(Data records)
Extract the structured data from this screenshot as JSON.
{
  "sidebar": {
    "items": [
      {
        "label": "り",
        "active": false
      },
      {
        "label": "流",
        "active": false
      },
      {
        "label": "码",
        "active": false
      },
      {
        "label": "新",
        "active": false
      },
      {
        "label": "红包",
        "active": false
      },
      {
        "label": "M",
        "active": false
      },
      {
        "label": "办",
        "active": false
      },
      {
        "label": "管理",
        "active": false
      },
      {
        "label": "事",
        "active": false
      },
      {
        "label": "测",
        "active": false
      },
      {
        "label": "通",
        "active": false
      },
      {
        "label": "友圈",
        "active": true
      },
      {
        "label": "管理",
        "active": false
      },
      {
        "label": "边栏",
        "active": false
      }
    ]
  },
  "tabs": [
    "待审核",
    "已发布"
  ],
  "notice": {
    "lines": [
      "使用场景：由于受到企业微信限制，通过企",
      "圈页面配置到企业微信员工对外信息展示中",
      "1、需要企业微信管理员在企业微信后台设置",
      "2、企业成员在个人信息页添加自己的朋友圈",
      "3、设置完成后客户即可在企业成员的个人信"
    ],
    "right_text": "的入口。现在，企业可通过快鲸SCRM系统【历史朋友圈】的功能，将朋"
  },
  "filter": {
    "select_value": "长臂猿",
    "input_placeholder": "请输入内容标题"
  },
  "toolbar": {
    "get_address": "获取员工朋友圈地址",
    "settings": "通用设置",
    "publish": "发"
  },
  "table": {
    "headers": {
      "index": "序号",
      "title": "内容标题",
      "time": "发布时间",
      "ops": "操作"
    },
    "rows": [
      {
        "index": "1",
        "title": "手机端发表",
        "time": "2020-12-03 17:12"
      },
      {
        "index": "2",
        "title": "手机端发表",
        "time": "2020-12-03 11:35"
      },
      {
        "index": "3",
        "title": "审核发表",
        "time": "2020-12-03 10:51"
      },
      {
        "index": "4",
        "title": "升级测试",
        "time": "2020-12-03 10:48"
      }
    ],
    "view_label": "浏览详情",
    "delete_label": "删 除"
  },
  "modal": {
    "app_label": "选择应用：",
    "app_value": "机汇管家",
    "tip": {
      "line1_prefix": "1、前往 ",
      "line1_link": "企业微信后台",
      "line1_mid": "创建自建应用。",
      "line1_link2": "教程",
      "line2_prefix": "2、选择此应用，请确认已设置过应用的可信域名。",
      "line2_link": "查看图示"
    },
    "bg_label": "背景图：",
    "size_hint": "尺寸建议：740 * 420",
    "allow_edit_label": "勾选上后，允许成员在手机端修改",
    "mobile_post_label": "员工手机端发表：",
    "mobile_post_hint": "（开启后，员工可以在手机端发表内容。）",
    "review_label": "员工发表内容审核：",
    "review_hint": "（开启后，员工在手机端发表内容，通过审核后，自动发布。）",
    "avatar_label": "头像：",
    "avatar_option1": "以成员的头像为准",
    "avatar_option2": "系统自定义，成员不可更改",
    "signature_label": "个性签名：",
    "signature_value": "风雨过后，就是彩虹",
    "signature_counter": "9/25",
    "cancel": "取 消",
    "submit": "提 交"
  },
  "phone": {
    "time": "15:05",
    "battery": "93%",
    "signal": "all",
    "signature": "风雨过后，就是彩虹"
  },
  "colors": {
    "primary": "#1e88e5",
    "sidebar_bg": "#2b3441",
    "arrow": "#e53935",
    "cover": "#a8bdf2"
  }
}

▶ Written instruction:
Copy each line of the data that contains the word "index".

▶ Correct answer:
      "index": "序号",
        "index": "1",
        "index": "2",
        "index": "3",
        "index": "4",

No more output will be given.